Start DATA PROVIDED
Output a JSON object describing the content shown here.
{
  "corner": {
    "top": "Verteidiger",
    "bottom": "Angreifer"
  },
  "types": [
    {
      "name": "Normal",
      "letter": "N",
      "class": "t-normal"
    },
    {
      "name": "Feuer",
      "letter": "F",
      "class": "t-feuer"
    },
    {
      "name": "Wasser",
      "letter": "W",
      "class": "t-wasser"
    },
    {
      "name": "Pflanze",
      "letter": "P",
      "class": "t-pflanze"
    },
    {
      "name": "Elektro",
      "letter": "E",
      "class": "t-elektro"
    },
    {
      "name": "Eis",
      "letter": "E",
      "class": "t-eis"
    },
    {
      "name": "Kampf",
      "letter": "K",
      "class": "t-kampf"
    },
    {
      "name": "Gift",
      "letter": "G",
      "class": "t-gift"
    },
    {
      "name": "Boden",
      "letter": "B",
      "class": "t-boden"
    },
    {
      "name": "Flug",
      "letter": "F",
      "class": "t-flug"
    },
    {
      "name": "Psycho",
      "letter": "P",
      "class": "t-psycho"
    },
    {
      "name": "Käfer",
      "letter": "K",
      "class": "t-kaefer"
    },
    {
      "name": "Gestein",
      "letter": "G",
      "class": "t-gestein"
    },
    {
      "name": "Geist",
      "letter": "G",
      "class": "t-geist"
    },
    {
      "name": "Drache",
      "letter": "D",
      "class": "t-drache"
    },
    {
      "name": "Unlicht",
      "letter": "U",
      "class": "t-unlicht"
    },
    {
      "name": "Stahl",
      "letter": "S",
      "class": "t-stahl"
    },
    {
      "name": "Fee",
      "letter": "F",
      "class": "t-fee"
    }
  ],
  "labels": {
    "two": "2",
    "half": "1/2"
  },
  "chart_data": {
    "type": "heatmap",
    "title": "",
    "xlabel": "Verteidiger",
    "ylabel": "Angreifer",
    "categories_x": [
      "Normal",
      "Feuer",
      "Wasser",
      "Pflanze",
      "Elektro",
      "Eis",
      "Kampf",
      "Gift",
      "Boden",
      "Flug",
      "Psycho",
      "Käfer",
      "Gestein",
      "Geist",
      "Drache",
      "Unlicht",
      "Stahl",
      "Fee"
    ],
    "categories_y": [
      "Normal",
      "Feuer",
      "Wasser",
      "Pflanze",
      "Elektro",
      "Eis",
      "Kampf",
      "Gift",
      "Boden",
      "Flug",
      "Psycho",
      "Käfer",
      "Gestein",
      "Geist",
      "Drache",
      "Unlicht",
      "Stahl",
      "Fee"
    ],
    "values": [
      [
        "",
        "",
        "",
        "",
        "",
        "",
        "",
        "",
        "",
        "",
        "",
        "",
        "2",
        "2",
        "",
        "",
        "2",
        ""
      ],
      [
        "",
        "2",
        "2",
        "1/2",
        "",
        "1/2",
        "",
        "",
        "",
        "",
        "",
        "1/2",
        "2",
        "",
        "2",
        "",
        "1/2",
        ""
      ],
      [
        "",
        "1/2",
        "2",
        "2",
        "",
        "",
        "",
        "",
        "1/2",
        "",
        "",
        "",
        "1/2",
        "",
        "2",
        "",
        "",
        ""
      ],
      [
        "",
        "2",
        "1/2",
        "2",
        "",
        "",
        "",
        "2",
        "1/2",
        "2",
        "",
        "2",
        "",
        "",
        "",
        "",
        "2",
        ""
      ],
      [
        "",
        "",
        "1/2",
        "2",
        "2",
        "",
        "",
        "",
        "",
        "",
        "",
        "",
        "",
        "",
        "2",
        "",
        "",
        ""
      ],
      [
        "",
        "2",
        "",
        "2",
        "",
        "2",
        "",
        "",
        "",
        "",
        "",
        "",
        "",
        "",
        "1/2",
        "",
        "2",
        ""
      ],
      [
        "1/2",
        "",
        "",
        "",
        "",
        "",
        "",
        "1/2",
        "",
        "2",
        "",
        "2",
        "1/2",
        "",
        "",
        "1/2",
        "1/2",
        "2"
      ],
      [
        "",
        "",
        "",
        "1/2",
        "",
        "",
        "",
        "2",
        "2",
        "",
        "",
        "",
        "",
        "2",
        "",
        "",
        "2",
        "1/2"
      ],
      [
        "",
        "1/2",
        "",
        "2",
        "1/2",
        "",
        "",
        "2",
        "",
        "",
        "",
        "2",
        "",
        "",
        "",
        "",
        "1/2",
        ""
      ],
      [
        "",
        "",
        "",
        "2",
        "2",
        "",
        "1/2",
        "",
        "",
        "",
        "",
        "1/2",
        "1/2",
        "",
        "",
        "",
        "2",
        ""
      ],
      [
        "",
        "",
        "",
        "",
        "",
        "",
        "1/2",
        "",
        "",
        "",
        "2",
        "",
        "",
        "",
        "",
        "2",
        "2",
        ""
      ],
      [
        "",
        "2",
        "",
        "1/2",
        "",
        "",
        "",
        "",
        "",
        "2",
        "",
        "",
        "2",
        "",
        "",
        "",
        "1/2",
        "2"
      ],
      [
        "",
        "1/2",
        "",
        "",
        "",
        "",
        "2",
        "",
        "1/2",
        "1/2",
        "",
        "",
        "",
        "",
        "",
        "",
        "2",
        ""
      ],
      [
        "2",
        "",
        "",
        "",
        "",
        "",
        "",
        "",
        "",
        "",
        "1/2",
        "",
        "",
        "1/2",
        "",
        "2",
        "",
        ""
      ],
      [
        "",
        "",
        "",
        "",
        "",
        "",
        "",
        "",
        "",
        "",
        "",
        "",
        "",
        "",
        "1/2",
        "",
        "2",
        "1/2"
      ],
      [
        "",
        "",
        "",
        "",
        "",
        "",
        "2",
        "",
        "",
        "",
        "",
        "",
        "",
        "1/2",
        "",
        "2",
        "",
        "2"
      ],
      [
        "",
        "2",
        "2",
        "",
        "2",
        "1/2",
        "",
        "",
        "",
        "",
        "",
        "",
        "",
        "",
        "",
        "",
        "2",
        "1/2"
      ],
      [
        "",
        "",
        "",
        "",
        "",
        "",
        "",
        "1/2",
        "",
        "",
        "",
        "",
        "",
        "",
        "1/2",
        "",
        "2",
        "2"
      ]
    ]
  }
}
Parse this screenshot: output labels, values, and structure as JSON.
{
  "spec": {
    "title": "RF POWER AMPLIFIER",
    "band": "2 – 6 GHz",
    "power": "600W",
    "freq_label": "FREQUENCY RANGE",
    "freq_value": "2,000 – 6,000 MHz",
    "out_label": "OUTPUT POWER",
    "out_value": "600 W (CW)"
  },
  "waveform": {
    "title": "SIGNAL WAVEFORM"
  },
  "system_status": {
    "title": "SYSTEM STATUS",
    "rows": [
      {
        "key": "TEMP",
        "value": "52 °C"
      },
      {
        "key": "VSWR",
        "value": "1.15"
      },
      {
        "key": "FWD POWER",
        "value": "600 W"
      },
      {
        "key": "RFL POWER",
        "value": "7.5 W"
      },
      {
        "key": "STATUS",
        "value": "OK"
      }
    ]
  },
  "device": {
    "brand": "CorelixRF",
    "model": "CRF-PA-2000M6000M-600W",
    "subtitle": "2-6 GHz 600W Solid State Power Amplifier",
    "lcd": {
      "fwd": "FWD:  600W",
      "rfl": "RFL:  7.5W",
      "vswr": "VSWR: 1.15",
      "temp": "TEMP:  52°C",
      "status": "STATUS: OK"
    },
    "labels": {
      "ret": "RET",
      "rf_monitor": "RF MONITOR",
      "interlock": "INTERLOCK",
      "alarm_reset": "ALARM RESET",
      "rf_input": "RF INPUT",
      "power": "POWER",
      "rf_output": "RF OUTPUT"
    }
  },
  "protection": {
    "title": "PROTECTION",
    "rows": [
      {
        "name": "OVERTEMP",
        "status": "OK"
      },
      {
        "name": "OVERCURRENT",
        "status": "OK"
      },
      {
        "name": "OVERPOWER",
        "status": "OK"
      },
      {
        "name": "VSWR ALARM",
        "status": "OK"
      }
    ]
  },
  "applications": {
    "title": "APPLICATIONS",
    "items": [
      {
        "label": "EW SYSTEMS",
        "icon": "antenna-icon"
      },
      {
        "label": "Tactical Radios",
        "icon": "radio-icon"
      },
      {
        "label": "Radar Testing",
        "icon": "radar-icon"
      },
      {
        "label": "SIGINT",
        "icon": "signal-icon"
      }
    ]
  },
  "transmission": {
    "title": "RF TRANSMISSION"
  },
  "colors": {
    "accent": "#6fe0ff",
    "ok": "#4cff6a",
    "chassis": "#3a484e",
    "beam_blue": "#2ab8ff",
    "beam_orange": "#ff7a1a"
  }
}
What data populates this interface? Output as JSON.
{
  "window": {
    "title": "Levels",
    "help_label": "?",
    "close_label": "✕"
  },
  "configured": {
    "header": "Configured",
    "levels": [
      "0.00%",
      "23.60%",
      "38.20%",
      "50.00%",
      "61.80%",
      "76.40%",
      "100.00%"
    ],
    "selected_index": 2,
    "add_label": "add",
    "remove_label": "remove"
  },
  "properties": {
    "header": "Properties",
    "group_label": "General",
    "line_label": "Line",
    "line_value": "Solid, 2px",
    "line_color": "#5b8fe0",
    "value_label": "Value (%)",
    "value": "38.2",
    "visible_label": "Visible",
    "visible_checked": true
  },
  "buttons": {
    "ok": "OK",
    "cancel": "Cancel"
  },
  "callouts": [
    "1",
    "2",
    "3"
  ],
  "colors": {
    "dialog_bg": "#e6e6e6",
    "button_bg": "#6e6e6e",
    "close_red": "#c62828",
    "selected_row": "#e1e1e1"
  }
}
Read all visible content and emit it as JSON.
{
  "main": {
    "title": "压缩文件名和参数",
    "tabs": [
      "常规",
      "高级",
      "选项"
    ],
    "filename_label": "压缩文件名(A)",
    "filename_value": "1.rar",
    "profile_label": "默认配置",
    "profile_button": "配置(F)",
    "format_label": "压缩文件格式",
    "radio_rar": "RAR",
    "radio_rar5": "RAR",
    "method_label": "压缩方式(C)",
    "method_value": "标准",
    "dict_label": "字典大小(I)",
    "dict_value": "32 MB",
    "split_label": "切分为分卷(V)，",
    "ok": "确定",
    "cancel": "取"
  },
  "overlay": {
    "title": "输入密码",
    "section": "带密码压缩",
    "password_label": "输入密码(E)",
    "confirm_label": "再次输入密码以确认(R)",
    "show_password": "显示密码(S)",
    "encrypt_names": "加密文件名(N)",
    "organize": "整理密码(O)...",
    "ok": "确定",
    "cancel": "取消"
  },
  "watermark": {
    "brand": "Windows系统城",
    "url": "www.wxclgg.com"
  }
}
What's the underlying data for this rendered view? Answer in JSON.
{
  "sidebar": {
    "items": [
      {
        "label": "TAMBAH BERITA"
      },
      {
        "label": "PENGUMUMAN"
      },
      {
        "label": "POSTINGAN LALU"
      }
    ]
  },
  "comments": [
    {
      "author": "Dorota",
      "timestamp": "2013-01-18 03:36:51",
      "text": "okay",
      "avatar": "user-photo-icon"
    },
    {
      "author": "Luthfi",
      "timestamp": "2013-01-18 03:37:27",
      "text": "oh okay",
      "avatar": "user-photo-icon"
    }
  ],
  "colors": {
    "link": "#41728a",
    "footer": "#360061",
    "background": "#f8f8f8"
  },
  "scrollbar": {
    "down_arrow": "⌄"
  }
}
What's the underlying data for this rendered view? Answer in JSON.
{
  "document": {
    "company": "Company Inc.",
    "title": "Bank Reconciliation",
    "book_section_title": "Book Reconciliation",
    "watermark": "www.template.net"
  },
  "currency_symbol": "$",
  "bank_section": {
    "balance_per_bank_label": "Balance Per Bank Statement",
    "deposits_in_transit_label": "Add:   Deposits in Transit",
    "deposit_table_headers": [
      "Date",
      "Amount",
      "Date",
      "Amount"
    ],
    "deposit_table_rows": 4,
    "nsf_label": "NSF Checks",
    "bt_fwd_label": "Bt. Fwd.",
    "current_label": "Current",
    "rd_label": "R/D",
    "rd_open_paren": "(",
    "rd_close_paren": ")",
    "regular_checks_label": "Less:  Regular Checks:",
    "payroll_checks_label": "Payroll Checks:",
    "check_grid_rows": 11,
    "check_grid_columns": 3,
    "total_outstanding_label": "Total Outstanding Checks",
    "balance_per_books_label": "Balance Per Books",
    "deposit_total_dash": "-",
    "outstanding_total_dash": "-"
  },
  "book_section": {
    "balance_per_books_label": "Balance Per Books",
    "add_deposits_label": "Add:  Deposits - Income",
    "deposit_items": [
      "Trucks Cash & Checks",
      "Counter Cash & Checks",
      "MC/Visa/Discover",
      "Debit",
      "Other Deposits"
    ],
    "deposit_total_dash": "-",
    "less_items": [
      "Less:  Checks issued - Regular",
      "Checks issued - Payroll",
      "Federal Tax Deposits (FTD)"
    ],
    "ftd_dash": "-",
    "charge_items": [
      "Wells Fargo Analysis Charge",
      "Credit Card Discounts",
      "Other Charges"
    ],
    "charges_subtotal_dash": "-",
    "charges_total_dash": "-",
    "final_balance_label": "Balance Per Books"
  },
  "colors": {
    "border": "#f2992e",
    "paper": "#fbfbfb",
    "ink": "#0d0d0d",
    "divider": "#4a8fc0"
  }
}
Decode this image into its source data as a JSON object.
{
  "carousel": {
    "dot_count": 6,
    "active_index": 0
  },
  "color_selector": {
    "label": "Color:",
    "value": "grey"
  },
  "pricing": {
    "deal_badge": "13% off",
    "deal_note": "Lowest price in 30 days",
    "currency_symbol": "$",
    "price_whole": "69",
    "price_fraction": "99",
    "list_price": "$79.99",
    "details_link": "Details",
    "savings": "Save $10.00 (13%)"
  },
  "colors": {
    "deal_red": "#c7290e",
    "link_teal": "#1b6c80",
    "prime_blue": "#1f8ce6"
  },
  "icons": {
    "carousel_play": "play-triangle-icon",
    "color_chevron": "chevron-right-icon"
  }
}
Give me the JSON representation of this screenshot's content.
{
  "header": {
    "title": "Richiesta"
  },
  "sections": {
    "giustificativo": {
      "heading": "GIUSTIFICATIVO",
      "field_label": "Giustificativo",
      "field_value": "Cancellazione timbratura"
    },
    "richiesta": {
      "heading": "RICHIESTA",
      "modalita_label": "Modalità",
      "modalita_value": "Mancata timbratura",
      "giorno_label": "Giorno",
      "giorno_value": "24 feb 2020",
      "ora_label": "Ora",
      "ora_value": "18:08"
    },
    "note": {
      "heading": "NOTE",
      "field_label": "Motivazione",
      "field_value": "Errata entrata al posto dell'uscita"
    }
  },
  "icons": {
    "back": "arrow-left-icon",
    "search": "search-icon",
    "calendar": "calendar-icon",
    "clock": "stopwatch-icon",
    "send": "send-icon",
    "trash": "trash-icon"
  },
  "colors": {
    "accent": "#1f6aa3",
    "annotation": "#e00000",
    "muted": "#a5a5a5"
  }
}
End DATA PROVIDED
DIRECTION =
Emit verbatim the lines running from the one with "Give me the" through the last line of the data, both endpoints inclusive.

ANSWER TO THE EXERCISE =
Give me the JSON representation of this screenshot's content.
{
  "header": {
    "title": "Richiesta"
  },
  "sections": {
    "giustificativo": {
      "heading": "GIUSTIFICATIVO",
      "field_label": "Giustificativo",
      "field_value": "Cancellazione timbratura"
    },
    "richiesta": {
      "heading": "RICHIESTA",
      "modalita_label": "Modalità",
      "modalita_value": "Mancata timbratura",
      "giorno_label": "Giorno",
      "giorno_value": "24 feb 2020",
      "ora_label": "Ora",
      "ora_value": "18:08"
    },
    "note": {
      "heading": "NOTE",
      "field_label": "Motivazione",
      "field_value": "Errata entrata al posto dell'uscita"
    }
  },
  "icons": {
    "back": "arrow-left-icon",
    "search": "search-icon",
    "calendar": "calendar-icon",
    "clock": "stopwatch-icon",
    "send": "send-icon",
    "trash": "trash-icon"
  },
  "colors": {
    "accent": "#1f6aa3",
    "annotation": "#e00000",
    "muted": "#a5a5a5"
  }
}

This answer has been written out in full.